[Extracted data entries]
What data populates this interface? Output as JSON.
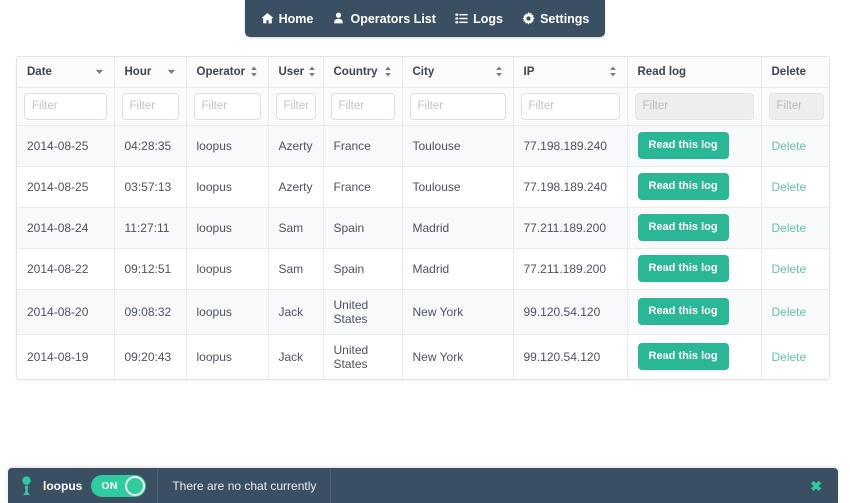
{
  "navbar": {
    "items": [
      {
        "label": "Home",
        "icon": "home-icon"
      },
      {
        "label": "Operators List",
        "icon": "user-icon"
      },
      {
        "label": "Logs",
        "icon": "list-icon"
      },
      {
        "label": "Settings",
        "icon": "gear-icon"
      }
    ]
  },
  "table": {
    "columns": [
      {
        "label": "Date",
        "sort": "desc",
        "filter_placeholder": "Filter",
        "filter_value": "",
        "filter_disabled": false
      },
      {
        "label": "Hour",
        "sort": "desc",
        "filter_placeholder": "Filter",
        "filter_value": "",
        "filter_disabled": false
      },
      {
        "label": "Operator",
        "sort": "both",
        "filter_placeholder": "Filter",
        "filter_value": "",
        "filter_disabled": false
      },
      {
        "label": "User",
        "sort": "both",
        "filter_placeholder": "Filter",
        "filter_value": "",
        "filter_disabled": false
      },
      {
        "label": "Country",
        "sort": "both",
        "filter_placeholder": "Filter",
        "filter_value": "",
        "filter_disabled": false
      },
      {
        "label": "City",
        "sort": "both",
        "filter_placeholder": "Filter",
        "filter_value": "",
        "filter_disabled": false
      },
      {
        "label": "IP",
        "sort": "both",
        "filter_placeholder": "Filter",
        "filter_value": "",
        "filter_disabled": false
      },
      {
        "label": "Read log",
        "sort": "none",
        "filter_placeholder": "Filter",
        "filter_value": "",
        "filter_disabled": true
      },
      {
        "label": "Delete",
        "sort": "none",
        "filter_placeholder": "Filter",
        "filter_value": "",
        "filter_disabled": true
      }
    ],
    "rows": [
      {
        "date": "2014-08-25",
        "hour": "04:28:35",
        "operator": "loopus",
        "user": "Azerty",
        "country": "France",
        "city": "Toulouse",
        "ip": "77.198.189.240",
        "read_label": "Read this log",
        "delete_label": "Delete"
      },
      {
        "date": "2014-08-25",
        "hour": "03:57:13",
        "operator": "loopus",
        "user": "Azerty",
        "country": "France",
        "city": "Toulouse",
        "ip": "77.198.189.240",
        "read_label": "Read this log",
        "delete_label": "Delete"
      },
      {
        "date": "2014-08-24",
        "hour": "11:27:11",
        "operator": "loopus",
        "user": "Sam",
        "country": "Spain",
        "city": "Madrid",
        "ip": "77.211.189.200",
        "read_label": "Read this log",
        "delete_label": "Delete"
      },
      {
        "date": "2014-08-22",
        "hour": "09:12:51",
        "operator": "loopus",
        "user": "Sam",
        "country": "Spain",
        "city": "Madrid",
        "ip": "77.211.189.200",
        "read_label": "Read this log",
        "delete_label": "Delete"
      },
      {
        "date": "2014-08-20",
        "hour": "09:08:32",
        "operator": "loopus",
        "user": "Jack",
        "country": "United States",
        "city": "New York",
        "ip": "99.120.54.120",
        "read_label": "Read this log",
        "delete_label": "Delete"
      },
      {
        "date": "2014-08-19",
        "hour": "09:20:43",
        "operator": "loopus",
        "user": "Jack",
        "country": "United States",
        "city": "New York",
        "ip": "99.120.54.120",
        "read_label": "Read this log",
        "delete_label": "Delete"
      }
    ]
  },
  "chatbar": {
    "user": "loopus",
    "toggle_label": "ON",
    "toggle_state": "on",
    "message": "There are no chat currently",
    "close_label": "✖"
  },
  "colors": {
    "navbar_bg": "#3b4f63",
    "accent_teal": "#2ab795",
    "toggle_green": "#2ecc9e",
    "delete_link": "#68c2ab",
    "row_stripe": "#f8f9fa",
    "border": "#e8eaec"
  }
}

### WHAT YOU HAVE TO DO
Print each entry shown above with exact wording and no pictures.

### RESPONSE TO THIS TASK
What data populates this interface? Output as JSON.
{
  "navbar": {
    "items": [
      {
        "label": "Home",
        "icon": "home-icon"
      },
      {
        "label": "Operators List",
        "icon": "user-icon"
      },
      {
        "label": "Logs",
        "icon": "list-icon"
      },
      {
        "label": "Settings",
        "icon": "gear-icon"
      }
    ]
  },
  "table": {
    "columns": [
      {
        "label": "Date",
        "sort": "desc",
        "filter_placeholder": "Filter",
        "filter_value": "",
        "filter_disabled": false
      },
      {
        "label": "Hour",
        "sort": "desc",
        "filter_placeholder": "Filter",
        "filter_value": "",
        "filter_disabled": false
      },
      {
        "label": "Operator",
        "sort": "both",
        "filter_placeholder": "Filter",
        "filter_value": "",
        "filter_disabled": false
      },
      {
        "label": "User",
        "sort": "both",
        "filter_placeholder": "Filter",
        "filter_value": "",
        "filter_disabled": false
      },
      {
        "label": "Country",
        "sort": "both",
        "filter_placeholder": "Filter",
        "filter_value": "",
        "filter_disabled": false
      },
      {
        "label": "City",
        "sort": "both",
        "filter_placeholder": "Filter",
        "filter_value": "",
        "filter_disabled": false
      },
      {
        "label": "IP",
        "sort": "both",
        "filter_placeholder": "Filter",
        "filter_value": "",
        "filter_disabled": false
      },
      {
        "label": "Read log",
        "sort": "none",
        "filter_placeholder": "Filter",
        "filter_value": "",
        "filter_disabled": true
      },
      {
        "label": "Delete",
        "sort": "none",
        "filter_placeholder": "Filter",
        "filter_value": "",
        "filter_disabled": true
      }
    ],
    "rows": [
      {
        "date": "2014-08-25",
        "hour": "04:28:35",
        "operator": "loopus",
        "user": "Azerty",
        "country": "France",
        "city": "Toulouse",
        "ip": "77.198.189.240",
        "read_label": "Read this log",
        "delete_label": "Delete"
      },
      {
        "date": "2014-08-25",
        "hour": "03:57:13",
        "operator": "loopus",
        "user": "Azerty",
        "country": "France",
        "city": "Toulouse",
        "ip": "77.198.189.240",
        "read_label": "Read this log",
        "delete_label": "Delete"
      },
      {
        "date": "2014-08-24",
        "hour": "11:27:11",
        "operator": "loopus",
        "user": "Sam",
        "country": "Spain",
        "city": "Madrid",
        "ip": "77.211.189.200",
        "read_label": "Read this log",
        "delete_label": "Delete"
      },
      {
        "date": "2014-08-22",
        "hour": "09:12:51",
        "operator": "loopus",
        "user": "Sam",
        "country": "Spain",
        "city": "Madrid",
        "ip": "77.211.189.200",
        "read_label": "Read this log",
        "delete_label": "Delete"
      },
      {
        "date": "2014-08-20",
        "hour": "09:08:32",
        "operator": "loopus",
        "user": "Jack",
        "country": "United States",
        "city": "New York",
        "ip": "99.120.54.120",
        "read_label": "Read this log",
        "delete_label": "Delete"
      },
      {
        "date": "2014-08-19",
        "hour": "09:20:43",
        "operator": "loopus",
        "user": "Jack",
        "country": "United States",
        "city": "New York",
        "ip": "99.120.54.120",
        "read_label": "Read this log",
        "delete_label": "Delete"
      }
    ]
  },
  "chatbar": {
    "user": "loopus",
    "toggle_label": "ON",
    "toggle_state": "on",
    "message": "There are no chat currently",
    "close_label": "✖"
  },
  "colors": {
    "navbar_bg": "#3b4f63",
    "accent_teal": "#2ab795",
    "toggle_green": "#2ecc9e",
    "delete_link": "#68c2ab",
    "row_stripe": "#f8f9fa",
    "border": "#e8eaec"
  }
}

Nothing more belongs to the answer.